Start of DATA SUPPLIED

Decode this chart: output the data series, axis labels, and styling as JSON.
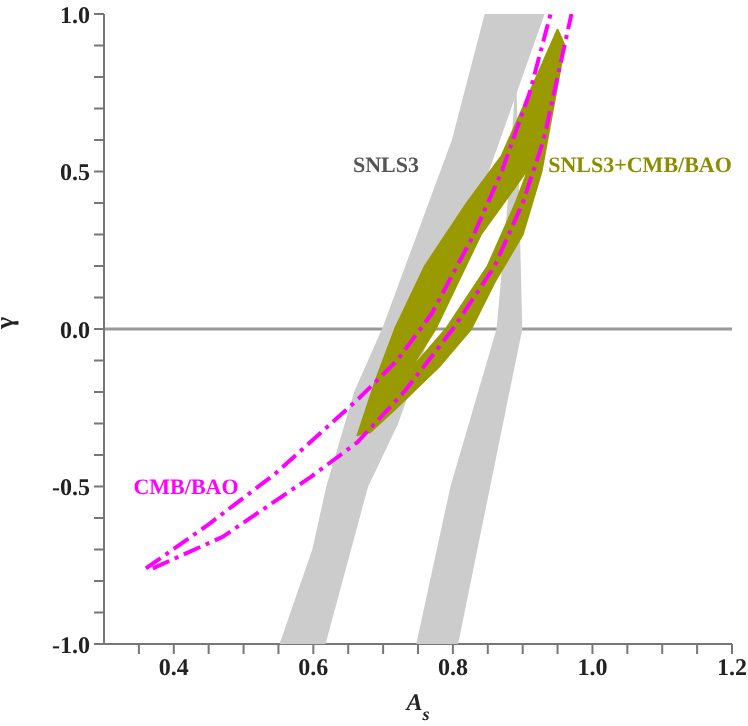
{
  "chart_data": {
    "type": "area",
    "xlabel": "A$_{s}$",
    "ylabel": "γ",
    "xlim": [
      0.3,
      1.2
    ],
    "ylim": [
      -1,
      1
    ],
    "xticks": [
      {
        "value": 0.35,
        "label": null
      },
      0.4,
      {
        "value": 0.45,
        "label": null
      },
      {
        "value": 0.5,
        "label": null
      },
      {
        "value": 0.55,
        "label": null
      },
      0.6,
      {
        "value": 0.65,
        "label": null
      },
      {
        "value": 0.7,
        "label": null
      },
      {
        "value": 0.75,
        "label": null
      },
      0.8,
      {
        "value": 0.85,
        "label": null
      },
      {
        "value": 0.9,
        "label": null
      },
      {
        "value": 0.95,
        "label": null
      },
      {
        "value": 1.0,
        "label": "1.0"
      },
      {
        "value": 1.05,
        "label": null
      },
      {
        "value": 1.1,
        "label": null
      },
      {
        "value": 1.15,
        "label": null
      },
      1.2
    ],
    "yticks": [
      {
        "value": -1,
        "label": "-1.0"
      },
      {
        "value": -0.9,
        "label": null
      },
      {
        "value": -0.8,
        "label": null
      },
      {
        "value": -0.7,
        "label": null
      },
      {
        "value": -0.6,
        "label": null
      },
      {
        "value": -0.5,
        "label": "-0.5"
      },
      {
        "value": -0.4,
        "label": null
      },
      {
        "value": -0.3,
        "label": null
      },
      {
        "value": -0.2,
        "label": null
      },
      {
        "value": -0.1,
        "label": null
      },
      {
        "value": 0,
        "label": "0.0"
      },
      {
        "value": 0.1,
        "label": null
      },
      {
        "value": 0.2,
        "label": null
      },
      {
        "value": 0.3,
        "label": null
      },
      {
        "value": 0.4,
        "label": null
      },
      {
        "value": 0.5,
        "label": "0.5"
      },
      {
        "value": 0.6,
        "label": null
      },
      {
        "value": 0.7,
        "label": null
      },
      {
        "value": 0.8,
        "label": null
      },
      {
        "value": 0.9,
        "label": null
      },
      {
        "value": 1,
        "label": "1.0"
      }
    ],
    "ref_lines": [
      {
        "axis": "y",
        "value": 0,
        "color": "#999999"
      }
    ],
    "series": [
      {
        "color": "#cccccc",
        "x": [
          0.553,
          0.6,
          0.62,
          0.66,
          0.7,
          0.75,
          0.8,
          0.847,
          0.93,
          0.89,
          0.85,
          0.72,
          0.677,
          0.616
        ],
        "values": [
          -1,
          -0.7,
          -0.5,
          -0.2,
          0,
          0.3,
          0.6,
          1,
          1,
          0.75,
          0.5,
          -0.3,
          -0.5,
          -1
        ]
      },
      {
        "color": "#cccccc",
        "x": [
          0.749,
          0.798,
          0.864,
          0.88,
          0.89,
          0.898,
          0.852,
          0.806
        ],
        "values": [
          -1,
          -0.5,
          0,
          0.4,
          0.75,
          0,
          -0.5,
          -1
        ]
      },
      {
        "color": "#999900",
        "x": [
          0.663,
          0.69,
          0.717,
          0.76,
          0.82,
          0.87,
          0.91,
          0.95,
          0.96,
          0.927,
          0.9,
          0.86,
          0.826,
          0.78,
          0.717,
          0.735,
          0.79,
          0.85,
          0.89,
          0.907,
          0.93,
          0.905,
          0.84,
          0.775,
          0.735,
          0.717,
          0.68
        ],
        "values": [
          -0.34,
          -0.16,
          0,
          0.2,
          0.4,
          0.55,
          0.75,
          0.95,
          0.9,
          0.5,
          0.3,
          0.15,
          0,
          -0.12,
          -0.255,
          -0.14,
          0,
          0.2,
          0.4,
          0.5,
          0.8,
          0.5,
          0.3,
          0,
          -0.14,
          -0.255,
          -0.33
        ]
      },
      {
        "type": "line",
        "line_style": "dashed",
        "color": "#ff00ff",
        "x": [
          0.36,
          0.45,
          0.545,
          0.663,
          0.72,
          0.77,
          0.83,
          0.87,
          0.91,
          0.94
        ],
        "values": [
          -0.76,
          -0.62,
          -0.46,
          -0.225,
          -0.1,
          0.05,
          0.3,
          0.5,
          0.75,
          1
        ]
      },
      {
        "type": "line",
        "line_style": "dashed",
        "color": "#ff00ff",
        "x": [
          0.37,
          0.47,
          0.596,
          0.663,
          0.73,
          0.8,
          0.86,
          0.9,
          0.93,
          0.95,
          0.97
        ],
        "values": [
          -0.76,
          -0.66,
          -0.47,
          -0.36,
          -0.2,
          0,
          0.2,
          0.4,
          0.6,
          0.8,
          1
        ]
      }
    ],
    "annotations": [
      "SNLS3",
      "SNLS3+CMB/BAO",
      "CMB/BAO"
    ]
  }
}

End of DATA SUPPLIED

- TASK REQUIREMENTS -
Check each line of the records above for the word "series", then give the number of lines that have it, with no other words.

- FULL ANSWER -
2